--- begin Supplied data ---

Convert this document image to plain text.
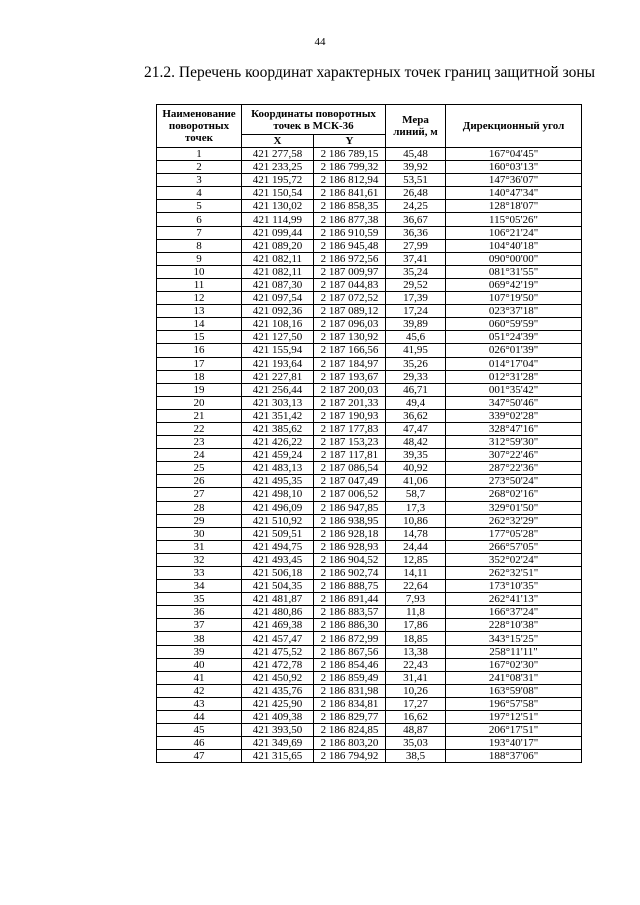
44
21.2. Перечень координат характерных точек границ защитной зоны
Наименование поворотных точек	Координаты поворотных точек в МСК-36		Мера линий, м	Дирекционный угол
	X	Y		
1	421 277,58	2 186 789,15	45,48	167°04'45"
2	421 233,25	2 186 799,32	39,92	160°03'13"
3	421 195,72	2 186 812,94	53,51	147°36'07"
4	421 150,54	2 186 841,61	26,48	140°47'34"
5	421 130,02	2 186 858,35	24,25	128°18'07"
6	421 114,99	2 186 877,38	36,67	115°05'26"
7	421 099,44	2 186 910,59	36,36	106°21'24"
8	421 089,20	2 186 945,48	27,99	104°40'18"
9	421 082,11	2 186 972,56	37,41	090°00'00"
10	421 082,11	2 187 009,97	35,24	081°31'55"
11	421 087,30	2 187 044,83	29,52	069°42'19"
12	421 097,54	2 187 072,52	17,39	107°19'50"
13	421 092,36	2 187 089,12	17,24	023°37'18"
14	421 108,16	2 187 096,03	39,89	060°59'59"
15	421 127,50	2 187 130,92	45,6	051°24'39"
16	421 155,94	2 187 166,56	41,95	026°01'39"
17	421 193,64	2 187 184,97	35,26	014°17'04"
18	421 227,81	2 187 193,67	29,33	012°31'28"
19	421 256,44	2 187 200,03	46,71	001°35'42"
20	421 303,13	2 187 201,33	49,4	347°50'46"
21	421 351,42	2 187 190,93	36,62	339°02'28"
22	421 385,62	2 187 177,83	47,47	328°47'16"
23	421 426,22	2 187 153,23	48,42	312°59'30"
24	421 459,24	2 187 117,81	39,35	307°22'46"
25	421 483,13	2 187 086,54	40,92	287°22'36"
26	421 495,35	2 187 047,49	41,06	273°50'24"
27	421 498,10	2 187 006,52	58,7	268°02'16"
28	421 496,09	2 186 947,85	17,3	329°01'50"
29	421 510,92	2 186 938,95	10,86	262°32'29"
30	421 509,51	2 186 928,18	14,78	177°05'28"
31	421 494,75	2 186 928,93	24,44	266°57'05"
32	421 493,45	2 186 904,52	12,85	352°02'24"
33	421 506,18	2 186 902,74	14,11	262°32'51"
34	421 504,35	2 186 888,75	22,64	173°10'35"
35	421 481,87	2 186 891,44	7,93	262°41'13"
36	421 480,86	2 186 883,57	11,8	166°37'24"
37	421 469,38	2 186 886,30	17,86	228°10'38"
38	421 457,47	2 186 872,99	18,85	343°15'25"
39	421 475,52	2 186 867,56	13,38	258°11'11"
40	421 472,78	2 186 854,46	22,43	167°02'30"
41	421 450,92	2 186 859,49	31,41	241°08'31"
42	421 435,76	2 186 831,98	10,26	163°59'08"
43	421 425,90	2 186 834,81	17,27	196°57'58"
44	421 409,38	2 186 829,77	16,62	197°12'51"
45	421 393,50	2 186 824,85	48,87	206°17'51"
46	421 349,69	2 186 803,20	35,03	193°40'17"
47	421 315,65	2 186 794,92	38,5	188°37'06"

--- end Supplied data ---

▶ Given request
Could you reproduce every record above exactly, leaving out the pictures?

▶ Correct answer
Convert this document image to plain text.
44
21.2. Перечень координат характерных точек границ защитной зоны
Наименование поворотных точек	Координаты поворотных точек в МСК-36		Мера линий, м	Дирекционный угол
	X	Y		
1	421 277,58	2 186 789,15	45,48	167°04'45"
2	421 233,25	2 186 799,32	39,92	160°03'13"
3	421 195,72	2 186 812,94	53,51	147°36'07"
4	421 150,54	2 186 841,61	26,48	140°47'34"
5	421 130,02	2 186 858,35	24,25	128°18'07"
6	421 114,99	2 186 877,38	36,67	115°05'26"
7	421 099,44	2 186 910,59	36,36	106°21'24"
8	421 089,20	2 186 945,48	27,99	104°40'18"
9	421 082,11	2 186 972,56	37,41	090°00'00"
10	421 082,11	2 187 009,97	35,24	081°31'55"
11	421 087,30	2 187 044,83	29,52	069°42'19"
12	421 097,54	2 187 072,52	17,39	107°19'50"
13	421 092,36	2 187 089,12	17,24	023°37'18"
14	421 108,16	2 187 096,03	39,89	060°59'59"
15	421 127,50	2 187 130,92	45,6	051°24'39"
16	421 155,94	2 187 166,56	41,95	026°01'39"
17	421 193,64	2 187 184,97	35,26	014°17'04"
18	421 227,81	2 187 193,67	29,33	012°31'28"
19	421 256,44	2 187 200,03	46,71	001°35'42"
20	421 303,13	2 187 201,33	49,4	347°50'46"
21	421 351,42	2 187 190,93	36,62	339°02'28"
22	421 385,62	2 187 177,83	47,47	328°47'16"
23	421 426,22	2 187 153,23	48,42	312°59'30"
24	421 459,24	2 187 117,81	39,35	307°22'46"
25	421 483,13	2 187 086,54	40,92	287°22'36"
26	421 495,35	2 187 047,49	41,06	273°50'24"
27	421 498,10	2 187 006,52	58,7	268°02'16"
28	421 496,09	2 186 947,85	17,3	329°01'50"
29	421 510,92	2 186 938,95	10,86	262°32'29"
30	421 509,51	2 186 928,18	14,78	177°05'28"
31	421 494,75	2 186 928,93	24,44	266°57'05"
32	421 493,45	2 186 904,52	12,85	352°02'24"
33	421 506,18	2 186 902,74	14,11	262°32'51"
34	421 504,35	2 186 888,75	22,64	173°10'35"
35	421 481,87	2 186 891,44	7,93	262°41'13"
36	421 480,86	2 186 883,57	11,8	166°37'24"
37	421 469,38	2 186 886,30	17,86	228°10'38"
38	421 457,47	2 186 872,99	18,85	343°15'25"
39	421 475,52	2 186 867,56	13,38	258°11'11"
40	421 472,78	2 186 854,46	22,43	167°02'30"
41	421 450,92	2 186 859,49	31,41	241°08'31"
42	421 435,76	2 186 831,98	10,26	163°59'08"
43	421 425,90	2 186 834,81	17,27	196°57'58"
44	421 409,38	2 186 829,77	16,62	197°12'51"
45	421 393,50	2 186 824,85	48,87	206°17'51"
46	421 349,69	2 186 803,20	35,03	193°40'17"
47	421 315,65	2 186 794,92	38,5	188°37'06"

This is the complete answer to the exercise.